All of the data below should be written out exactly.
-- start RECORDS FOR THE TASK --
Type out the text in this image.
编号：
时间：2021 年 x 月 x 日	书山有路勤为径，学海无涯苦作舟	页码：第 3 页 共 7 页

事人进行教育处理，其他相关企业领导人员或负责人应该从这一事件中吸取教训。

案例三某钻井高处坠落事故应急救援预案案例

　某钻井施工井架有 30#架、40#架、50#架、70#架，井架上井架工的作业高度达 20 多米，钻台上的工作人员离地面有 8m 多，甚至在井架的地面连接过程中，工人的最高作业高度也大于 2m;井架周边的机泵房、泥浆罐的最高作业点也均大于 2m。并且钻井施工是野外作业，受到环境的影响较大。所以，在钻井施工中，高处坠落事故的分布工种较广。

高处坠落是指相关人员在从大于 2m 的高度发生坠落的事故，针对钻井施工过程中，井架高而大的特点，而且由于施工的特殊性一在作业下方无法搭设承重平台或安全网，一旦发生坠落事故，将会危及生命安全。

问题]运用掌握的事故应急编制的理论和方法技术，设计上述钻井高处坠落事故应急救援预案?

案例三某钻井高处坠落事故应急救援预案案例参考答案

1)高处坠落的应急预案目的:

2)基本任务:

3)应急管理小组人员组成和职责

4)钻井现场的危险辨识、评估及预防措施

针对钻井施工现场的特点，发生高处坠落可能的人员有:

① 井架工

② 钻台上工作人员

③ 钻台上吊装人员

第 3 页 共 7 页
-- end RECORDS FOR THE TASK --
**ANSWER**
Type out the text in this image.
编号：
时间：2021 年 x 月 x 日	书山有路勤为径，学海无涯苦作舟	页码：第 3 页 共 7 页

事人进行教育处理，其他相关企业领导人员或负责人应该从这一事件中吸取教训。

案例三某钻井高处坠落事故应急救援预案案例

　某钻井施工井架有 30#架、40#架、50#架、70#架，井架上井架工的作业高度达 20 多米，钻台上的工作人员离地面有 8m 多，甚至在井架的地面连接过程中，工人的最高作业高度也大于 2m;井架周边的机泵房、泥浆罐的最高作业点也均大于 2m。并且钻井施工是野外作业，受到环境的影响较大。所以，在钻井施工中，高处坠落事故的分布工种较广。

高处坠落是指相关人员在从大于 2m 的高度发生坠落的事故，针对钻井施工过程中，井架高而大的特点，而且由于施工的特殊性一在作业下方无法搭设承重平台或安全网，一旦发生坠落事故，将会危及生命安全。

问题]运用掌握的事故应急编制的理论和方法技术，设计上述钻井高处坠落事故应急救援预案?

案例三某钻井高处坠落事故应急救援预案案例参考答案

1)高处坠落的应急预案目的:

2)基本任务:

3)应急管理小组人员组成和职责

4)钻井现场的危险辨识、评估及预防措施

针对钻井施工现场的特点，发生高处坠落可能的人员有:

① 井架工

② 钻台上工作人员

③ 钻台上吊装人员

第 3 页 共 7 页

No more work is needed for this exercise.